## Task goal:
Find the string "selected" and gather every line that holds it.

◆ ◆ ◆

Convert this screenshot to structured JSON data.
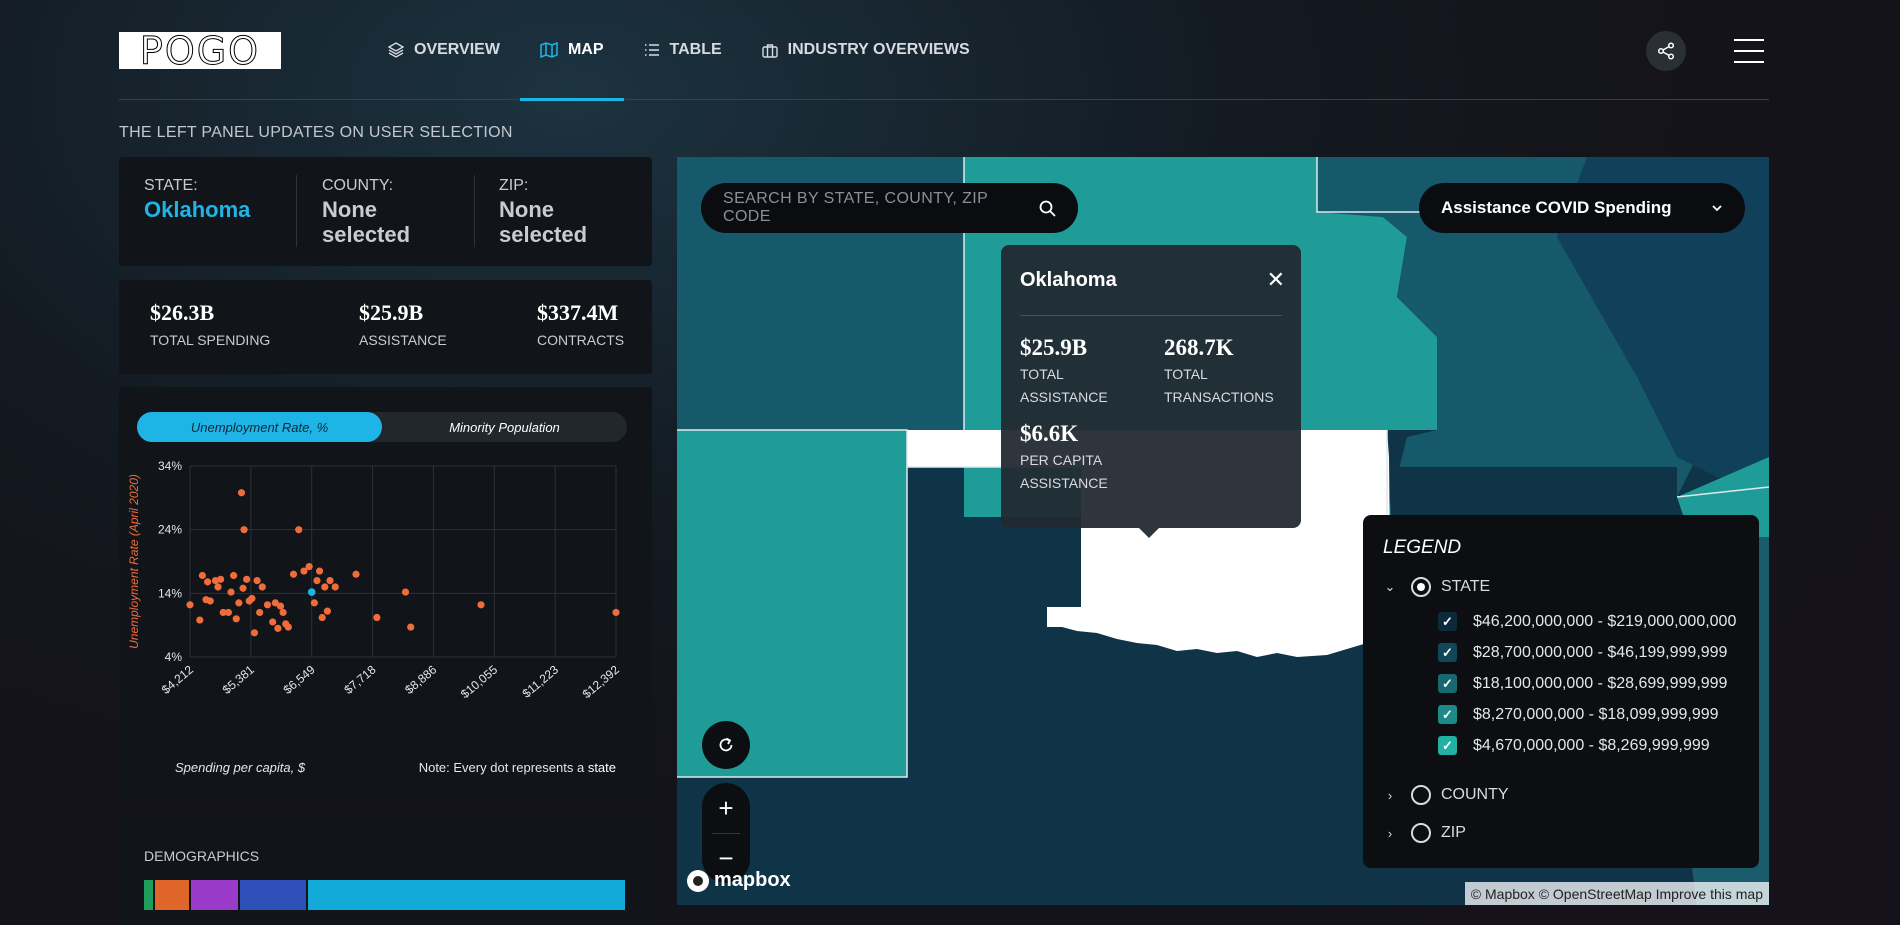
{
  "header": {
    "logo": "POGO",
    "nav": [
      {
        "label": "OVERVIEW",
        "icon": "layers-icon"
      },
      {
        "label": "MAP",
        "icon": "map-icon"
      },
      {
        "label": "TABLE",
        "icon": "list-icon"
      },
      {
        "label": "INDUSTRY OVERVIEWS",
        "icon": "briefcase-icon"
      }
    ],
    "active_tab": "MAP"
  },
  "subtitle": "THE LEFT PANEL UPDATES ON USER SELECTION",
  "selection": {
    "state_label": "STATE:",
    "state_value": "Oklahoma",
    "county_label": "COUNTY:",
    "county_value": "None selected",
    "zip_label": "ZIP:",
    "zip_value": "None selected"
  },
  "totals": [
    {
      "value": "$26.3B",
      "label": "TOTAL SPENDING"
    },
    {
      "value": "$25.9B",
      "label": "ASSISTANCE"
    },
    {
      "value": "$337.4M",
      "label": "CONTRACTS"
    }
  ],
  "scatter_panel": {
    "toggle_active": "Unemployment Rate, %",
    "toggle_inactive": "Minority Population",
    "xlabel": "Spending per capita, $",
    "note_prefix": "Note: Every dot represents a",
    "note_emph": "state"
  },
  "chart_data": {
    "type": "scatter",
    "title": "",
    "xlabel": "Spending per capita, $",
    "ylabel": "Unemployment Rate (April 2020)",
    "x_ticks": [
      "$4,212",
      "$5,381",
      "$6,549",
      "$7,718",
      "$8,886",
      "$10,055",
      "$11,223",
      "$12,392"
    ],
    "y_ticks": [
      "4%",
      "14%",
      "24%",
      "34%"
    ],
    "xlim": [
      4212,
      12392
    ],
    "ylim": [
      4,
      34
    ],
    "grid": true,
    "highlight_color": "#1fb4e6",
    "point_color": "#f26b3a",
    "points": [
      [
        4212,
        12.2
      ],
      [
        4400,
        9.8
      ],
      [
        4450,
        16.8
      ],
      [
        4520,
        13.0
      ],
      [
        4550,
        15.8
      ],
      [
        4600,
        12.8
      ],
      [
        4700,
        16.0
      ],
      [
        4750,
        15.0
      ],
      [
        4800,
        16.2
      ],
      [
        4850,
        11.0
      ],
      [
        4950,
        11.0
      ],
      [
        5000,
        14.2
      ],
      [
        5050,
        16.8
      ],
      [
        5100,
        10.0
      ],
      [
        5150,
        12.5
      ],
      [
        5200,
        29.8
      ],
      [
        5230,
        14.8
      ],
      [
        5250,
        24.0
      ],
      [
        5300,
        16.2
      ],
      [
        5350,
        12.8
      ],
      [
        5400,
        13.2
      ],
      [
        5450,
        7.8
      ],
      [
        5500,
        16.0
      ],
      [
        5550,
        11.0
      ],
      [
        5600,
        15.0
      ],
      [
        5700,
        12.2
      ],
      [
        5800,
        9.5
      ],
      [
        5850,
        12.5
      ],
      [
        5900,
        8.5
      ],
      [
        5950,
        12.0
      ],
      [
        6000,
        11.0
      ],
      [
        6050,
        9.2
      ],
      [
        6100,
        8.7
      ],
      [
        6200,
        17.0
      ],
      [
        6300,
        24.0
      ],
      [
        6400,
        17.5
      ],
      [
        6500,
        18.2
      ],
      [
        6600,
        12.5
      ],
      [
        6650,
        16.0
      ],
      [
        6700,
        17.5
      ],
      [
        6750,
        10.2
      ],
      [
        6800,
        15.0
      ],
      [
        6850,
        11.2
      ],
      [
        6900,
        16.0
      ],
      [
        7000,
        15.0
      ],
      [
        7400,
        17.0
      ],
      [
        7800,
        10.2
      ],
      [
        8350,
        14.2
      ],
      [
        8450,
        8.7
      ],
      [
        9800,
        12.2
      ],
      [
        12392,
        11.0
      ]
    ],
    "highlight_point": [
      6549,
      14.2
    ]
  },
  "demographics": {
    "title": "DEMOGRAPHICS",
    "segments": [
      {
        "color": "#1e9e5a",
        "weight": 2
      },
      {
        "color": "#e0652a",
        "weight": 7
      },
      {
        "color": "#9a3ac8",
        "weight": 10
      },
      {
        "color": "#2f4fb8",
        "weight": 14
      },
      {
        "color": "#12a9d6",
        "weight": 67
      }
    ]
  },
  "map": {
    "search_placeholder": "SEARCH BY STATE, COUNTY, ZIP CODE",
    "dropdown_value": "Assistance COVID Spending",
    "tooltip": {
      "title": "Oklahoma",
      "stats": [
        {
          "value": "$25.9B",
          "label": "TOTAL ASSISTANCE"
        },
        {
          "value": "268.7K",
          "label": "TOTAL TRANSACTIONS"
        },
        {
          "value": "$6.6K",
          "label": "PER CAPITA ASSISTANCE"
        }
      ]
    },
    "mapbox_label": "mapbox",
    "attribution": "© Mapbox © OpenStreetMap Improve this map",
    "colors": {
      "light": "#1f9c97",
      "mid": "#16596a",
      "dark": "#0f3347",
      "selected": "#ffffff"
    }
  },
  "legend": {
    "title": "LEGEND",
    "state_label": "STATE",
    "county_label": "COUNTY",
    "zip_label": "ZIP",
    "ranges": [
      {
        "label": "$46,200,000,000 - $219,000,000,000",
        "color": "#0b2b3c"
      },
      {
        "label": "$28,700,000,000 - $46,199,999,999",
        "color": "#12465a"
      },
      {
        "label": "$18,100,000,000 - $28,699,999,999",
        "color": "#176872"
      },
      {
        "label": "$8,270,000,000 - $18,099,999,999",
        "color": "#1b8a88"
      },
      {
        "label": "$4,670,000,000 - $8,269,999,999",
        "color": "#22b0a4"
      }
    ]
  }
}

◆ ◆ ◆

## Answer below:
    "county_value": "None selected",
    "zip_value": "None selected"
      "selected": "#ffffff"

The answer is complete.